▶ _PROBLEM TO SOLVE_: Write out the material below again, unchanged.

▶ _EXERCISE DATA_:

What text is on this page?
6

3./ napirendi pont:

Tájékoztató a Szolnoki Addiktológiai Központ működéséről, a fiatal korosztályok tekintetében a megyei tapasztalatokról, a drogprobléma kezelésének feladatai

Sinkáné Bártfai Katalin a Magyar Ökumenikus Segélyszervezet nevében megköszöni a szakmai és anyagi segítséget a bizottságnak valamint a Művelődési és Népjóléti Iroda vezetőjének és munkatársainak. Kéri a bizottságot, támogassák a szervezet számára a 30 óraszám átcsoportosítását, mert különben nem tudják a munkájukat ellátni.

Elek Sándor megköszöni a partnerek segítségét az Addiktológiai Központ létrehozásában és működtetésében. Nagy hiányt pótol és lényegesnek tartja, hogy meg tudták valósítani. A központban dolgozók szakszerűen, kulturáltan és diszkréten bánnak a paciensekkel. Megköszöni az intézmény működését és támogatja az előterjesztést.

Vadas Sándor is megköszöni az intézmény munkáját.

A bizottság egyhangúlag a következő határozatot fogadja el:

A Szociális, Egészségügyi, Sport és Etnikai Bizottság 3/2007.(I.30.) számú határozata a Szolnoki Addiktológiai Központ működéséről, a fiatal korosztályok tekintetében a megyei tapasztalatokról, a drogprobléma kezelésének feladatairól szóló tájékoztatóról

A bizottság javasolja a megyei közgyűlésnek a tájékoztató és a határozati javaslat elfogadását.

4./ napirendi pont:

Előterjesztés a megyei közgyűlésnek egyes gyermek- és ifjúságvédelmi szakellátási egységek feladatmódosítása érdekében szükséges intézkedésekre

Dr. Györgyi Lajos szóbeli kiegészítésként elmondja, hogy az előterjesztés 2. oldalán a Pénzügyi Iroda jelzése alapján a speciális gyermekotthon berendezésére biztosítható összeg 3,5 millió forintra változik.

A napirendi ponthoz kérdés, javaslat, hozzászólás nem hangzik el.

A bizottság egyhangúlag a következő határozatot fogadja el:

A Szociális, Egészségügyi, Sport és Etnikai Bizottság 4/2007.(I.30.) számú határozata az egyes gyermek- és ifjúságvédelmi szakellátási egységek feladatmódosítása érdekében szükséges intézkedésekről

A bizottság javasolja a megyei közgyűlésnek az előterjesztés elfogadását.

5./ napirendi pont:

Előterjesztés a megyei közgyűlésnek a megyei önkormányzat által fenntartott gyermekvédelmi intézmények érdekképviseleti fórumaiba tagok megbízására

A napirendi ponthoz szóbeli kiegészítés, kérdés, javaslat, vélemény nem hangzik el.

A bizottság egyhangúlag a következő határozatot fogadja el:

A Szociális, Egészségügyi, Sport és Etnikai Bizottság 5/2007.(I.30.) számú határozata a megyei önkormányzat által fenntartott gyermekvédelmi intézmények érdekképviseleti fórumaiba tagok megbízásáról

▶ _ANSWER TO THE PROBLEM_:
What text is on this page?
6

3./ napirendi pont:

Tájékoztató a Szolnoki Addiktológiai Központ működéséről, a fiatal korosztályok tekintetében a megyei tapasztalatokról, a drogprobléma kezelésének feladatai

Sinkáné Bártfai Katalin a Magyar Ökumenikus Segélyszervezet nevében megköszöni a szakmai és anyagi segítséget a bizottságnak valamint a Művelődési és Népjóléti Iroda vezetőjének és munkatársainak. Kéri a bizottságot, támogassák a szervezet számára a 30 óraszám átcsoportosítását, mert különben nem tudják a munkájukat ellátni.

Elek Sándor megköszöni a partnerek segítségét az Addiktológiai Központ létrehozásában és működtetésében. Nagy hiányt pótol és lényegesnek tartja, hogy meg tudták valósítani. A központban dolgozók szakszerűen, kulturáltan és diszkréten bánnak a paciensekkel. Megköszöni az intézmény működését és támogatja az előterjesztést.

Vadas Sándor is megköszöni az intézmény munkáját.

A bizottság egyhangúlag a következő határozatot fogadja el:

A Szociális, Egészségügyi, Sport és Etnikai Bizottság 3/2007.(I.30.) számú határozata a Szolnoki Addiktológiai Központ működéséről, a fiatal korosztályok tekintetében a megyei tapasztalatokról, a drogprobléma kezelésének feladatairól szóló tájékoztatóról

A bizottság javasolja a megyei közgyűlésnek a tájékoztató és a határozati javaslat elfogadását.

4./ napirendi pont:

Előterjesztés a megyei közgyűlésnek egyes gyermek- és ifjúságvédelmi szakellátási egységek feladatmódosítása érdekében szükséges intézkedésekre

Dr. Györgyi Lajos szóbeli kiegészítésként elmondja, hogy az előterjesztés 2. oldalán a Pénzügyi Iroda jelzése alapján a speciális gyermekotthon berendezésére biztosítható összeg 3,5 millió forintra változik.

A napirendi ponthoz kérdés, javaslat, hozzászólás nem hangzik el.

A bizottság egyhangúlag a következő határozatot fogadja el:

A Szociális, Egészségügyi, Sport és Etnikai Bizottság 4/2007.(I.30.) számú határozata az egyes gyermek- és ifjúságvédelmi szakellátási egységek feladatmódosítása érdekében szükséges intézkedésekről

A bizottság javasolja a megyei közgyűlésnek az előterjesztés elfogadását.

5./ napirendi pont:

Előterjesztés a megyei közgyűlésnek a megyei önkormányzat által fenntartott gyermekvédelmi intézmények érdekképviseleti fórumaiba tagok megbízására

A napirendi ponthoz szóbeli kiegészítés, kérdés, javaslat, vélemény nem hangzik el.

A bizottság egyhangúlag a következő határozatot fogadja el:

A Szociális, Egészségügyi, Sport és Etnikai Bizottság 5/2007.(I.30.) számú határozata a megyei önkormányzat által fenntartott gyermekvédelmi intézmények érdekképviseleti fórumaiba tagok megbízásáról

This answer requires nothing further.